RECORDS TO PROCESS >>
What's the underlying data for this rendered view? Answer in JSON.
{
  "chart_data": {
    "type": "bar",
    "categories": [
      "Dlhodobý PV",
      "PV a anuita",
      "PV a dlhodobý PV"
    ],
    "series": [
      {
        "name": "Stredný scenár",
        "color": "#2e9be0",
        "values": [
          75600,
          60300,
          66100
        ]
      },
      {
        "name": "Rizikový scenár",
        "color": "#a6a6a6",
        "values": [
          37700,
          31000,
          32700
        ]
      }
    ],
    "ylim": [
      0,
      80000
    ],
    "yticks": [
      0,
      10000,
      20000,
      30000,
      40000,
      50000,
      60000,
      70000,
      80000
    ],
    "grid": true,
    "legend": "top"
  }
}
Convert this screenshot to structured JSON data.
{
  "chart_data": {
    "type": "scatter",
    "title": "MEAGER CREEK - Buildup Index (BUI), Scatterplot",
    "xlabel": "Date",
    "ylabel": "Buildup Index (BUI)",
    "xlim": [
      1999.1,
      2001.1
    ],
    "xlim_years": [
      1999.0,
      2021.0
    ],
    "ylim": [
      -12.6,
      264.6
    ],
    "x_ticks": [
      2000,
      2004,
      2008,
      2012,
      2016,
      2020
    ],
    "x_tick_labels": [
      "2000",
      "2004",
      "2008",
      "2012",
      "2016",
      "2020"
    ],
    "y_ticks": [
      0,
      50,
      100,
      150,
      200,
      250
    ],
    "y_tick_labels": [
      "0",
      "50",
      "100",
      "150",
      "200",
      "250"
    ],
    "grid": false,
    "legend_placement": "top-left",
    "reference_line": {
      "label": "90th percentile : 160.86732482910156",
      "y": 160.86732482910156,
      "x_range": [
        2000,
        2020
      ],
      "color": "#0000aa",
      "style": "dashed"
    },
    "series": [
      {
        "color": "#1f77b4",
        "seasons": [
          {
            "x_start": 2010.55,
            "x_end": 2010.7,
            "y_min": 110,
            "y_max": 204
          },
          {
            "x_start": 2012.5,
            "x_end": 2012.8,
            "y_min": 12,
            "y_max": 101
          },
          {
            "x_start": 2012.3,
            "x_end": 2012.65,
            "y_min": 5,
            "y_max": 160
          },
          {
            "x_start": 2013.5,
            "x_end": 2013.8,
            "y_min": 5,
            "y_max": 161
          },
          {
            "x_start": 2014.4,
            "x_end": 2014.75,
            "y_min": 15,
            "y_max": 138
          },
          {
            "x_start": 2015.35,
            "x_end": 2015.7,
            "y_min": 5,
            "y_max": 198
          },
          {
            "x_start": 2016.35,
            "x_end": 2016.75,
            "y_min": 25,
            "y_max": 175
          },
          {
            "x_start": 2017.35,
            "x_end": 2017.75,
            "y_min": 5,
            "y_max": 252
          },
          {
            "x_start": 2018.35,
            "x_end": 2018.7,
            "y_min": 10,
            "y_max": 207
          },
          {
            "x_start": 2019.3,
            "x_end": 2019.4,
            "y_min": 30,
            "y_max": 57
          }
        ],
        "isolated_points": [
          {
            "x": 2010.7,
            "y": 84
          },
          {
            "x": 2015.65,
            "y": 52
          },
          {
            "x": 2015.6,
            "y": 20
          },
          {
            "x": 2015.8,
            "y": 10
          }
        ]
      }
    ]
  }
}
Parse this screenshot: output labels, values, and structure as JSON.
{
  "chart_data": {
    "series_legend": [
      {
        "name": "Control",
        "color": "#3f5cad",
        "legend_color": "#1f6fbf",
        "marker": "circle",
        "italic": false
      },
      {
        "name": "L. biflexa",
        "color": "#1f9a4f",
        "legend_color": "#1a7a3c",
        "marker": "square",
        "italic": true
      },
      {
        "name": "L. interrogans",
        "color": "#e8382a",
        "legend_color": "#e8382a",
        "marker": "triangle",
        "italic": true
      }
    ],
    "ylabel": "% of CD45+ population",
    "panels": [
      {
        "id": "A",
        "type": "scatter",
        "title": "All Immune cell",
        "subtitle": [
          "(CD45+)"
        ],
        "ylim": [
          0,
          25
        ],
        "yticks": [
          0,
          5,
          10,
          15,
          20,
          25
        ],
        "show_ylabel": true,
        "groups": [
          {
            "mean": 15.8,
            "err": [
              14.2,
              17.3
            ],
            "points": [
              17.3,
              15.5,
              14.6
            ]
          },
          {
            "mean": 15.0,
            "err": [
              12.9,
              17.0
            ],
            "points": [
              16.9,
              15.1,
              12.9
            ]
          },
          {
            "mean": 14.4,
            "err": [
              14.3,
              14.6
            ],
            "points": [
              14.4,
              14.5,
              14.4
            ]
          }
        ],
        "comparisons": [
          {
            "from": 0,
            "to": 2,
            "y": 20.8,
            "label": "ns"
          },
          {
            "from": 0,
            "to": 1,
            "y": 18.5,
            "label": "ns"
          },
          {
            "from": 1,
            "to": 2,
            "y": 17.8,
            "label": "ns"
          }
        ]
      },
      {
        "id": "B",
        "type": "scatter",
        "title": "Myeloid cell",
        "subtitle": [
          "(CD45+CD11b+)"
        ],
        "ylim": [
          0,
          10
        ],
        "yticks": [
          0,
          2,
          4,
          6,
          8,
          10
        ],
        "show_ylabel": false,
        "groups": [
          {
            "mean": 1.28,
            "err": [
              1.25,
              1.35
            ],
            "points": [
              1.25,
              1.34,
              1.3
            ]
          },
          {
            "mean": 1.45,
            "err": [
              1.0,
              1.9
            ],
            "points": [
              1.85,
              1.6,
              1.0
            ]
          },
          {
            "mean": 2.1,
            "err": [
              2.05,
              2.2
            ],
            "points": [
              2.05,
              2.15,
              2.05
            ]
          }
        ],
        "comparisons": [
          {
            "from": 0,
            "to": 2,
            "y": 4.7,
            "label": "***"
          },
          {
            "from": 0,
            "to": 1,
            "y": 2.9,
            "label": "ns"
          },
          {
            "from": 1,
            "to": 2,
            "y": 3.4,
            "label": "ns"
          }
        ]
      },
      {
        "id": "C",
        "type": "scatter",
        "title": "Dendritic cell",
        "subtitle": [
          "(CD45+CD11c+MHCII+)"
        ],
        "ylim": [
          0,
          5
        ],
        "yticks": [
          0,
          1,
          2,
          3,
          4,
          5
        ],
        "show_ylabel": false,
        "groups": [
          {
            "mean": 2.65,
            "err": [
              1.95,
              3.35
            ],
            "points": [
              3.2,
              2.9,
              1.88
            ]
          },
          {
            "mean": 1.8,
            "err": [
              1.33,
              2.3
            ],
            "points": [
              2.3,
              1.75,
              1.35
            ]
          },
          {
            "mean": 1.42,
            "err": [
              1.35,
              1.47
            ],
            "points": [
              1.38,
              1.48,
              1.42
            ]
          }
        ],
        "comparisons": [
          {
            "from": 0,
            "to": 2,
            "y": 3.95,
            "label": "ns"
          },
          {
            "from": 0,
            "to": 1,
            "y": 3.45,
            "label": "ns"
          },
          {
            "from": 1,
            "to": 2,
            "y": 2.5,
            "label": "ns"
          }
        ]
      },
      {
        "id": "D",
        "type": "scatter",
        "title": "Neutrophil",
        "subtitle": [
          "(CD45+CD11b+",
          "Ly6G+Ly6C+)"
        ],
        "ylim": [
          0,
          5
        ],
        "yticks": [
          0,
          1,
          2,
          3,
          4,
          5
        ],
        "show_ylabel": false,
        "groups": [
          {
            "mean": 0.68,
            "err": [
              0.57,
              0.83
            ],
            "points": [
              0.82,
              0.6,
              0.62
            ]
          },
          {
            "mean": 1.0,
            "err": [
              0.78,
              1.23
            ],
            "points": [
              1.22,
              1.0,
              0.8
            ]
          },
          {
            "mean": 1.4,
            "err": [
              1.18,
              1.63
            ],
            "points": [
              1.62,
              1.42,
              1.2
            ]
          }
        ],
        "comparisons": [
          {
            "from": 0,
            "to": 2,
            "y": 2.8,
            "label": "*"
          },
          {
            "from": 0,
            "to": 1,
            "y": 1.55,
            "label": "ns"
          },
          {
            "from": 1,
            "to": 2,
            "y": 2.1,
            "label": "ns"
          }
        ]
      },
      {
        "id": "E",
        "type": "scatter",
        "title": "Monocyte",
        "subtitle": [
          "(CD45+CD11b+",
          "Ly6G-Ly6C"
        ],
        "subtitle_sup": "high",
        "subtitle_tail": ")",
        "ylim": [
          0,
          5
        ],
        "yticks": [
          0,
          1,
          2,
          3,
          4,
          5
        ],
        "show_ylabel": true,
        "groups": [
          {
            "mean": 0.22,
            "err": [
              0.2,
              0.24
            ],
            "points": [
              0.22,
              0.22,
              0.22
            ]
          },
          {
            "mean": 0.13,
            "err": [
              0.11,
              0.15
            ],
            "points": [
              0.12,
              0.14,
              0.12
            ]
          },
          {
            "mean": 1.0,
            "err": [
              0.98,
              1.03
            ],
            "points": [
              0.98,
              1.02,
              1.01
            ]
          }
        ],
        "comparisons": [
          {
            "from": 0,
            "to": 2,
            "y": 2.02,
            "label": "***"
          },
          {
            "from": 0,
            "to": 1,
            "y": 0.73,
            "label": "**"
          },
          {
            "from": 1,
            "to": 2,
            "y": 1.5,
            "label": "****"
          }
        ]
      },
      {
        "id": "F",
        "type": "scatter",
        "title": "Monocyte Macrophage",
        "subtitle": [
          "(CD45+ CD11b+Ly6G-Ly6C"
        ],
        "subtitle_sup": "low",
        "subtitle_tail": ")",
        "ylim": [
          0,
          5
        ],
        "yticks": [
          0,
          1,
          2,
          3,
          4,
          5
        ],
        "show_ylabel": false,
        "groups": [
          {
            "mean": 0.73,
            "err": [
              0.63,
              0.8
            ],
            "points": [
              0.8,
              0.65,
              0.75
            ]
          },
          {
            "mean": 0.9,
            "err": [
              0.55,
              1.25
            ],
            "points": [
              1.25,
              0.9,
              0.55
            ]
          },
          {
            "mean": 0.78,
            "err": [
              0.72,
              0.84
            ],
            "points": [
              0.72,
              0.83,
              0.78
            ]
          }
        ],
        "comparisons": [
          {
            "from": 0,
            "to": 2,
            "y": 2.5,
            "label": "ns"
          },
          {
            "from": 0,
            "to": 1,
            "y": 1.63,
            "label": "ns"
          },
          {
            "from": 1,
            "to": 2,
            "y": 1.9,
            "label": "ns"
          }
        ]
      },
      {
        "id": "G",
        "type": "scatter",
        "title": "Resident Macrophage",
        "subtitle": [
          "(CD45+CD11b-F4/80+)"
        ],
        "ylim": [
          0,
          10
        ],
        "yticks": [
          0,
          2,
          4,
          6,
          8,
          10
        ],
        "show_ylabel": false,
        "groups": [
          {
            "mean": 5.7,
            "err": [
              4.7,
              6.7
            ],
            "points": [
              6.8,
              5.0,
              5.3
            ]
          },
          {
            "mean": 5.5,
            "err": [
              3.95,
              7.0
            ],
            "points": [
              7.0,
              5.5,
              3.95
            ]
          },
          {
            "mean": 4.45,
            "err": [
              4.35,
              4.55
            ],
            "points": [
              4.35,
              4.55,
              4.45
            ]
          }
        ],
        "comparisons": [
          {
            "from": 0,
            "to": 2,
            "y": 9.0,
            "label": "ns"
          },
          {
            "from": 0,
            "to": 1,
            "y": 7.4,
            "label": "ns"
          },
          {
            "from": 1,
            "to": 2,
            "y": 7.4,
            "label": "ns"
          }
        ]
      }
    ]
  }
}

WHAT IS REQUIRED >> Filter out every line that lacks the word "Monocyte", and copy the rest.

CORRECT ANSWER >>
        "title": "Monocyte",
        "title": "Monocyte Macrophage",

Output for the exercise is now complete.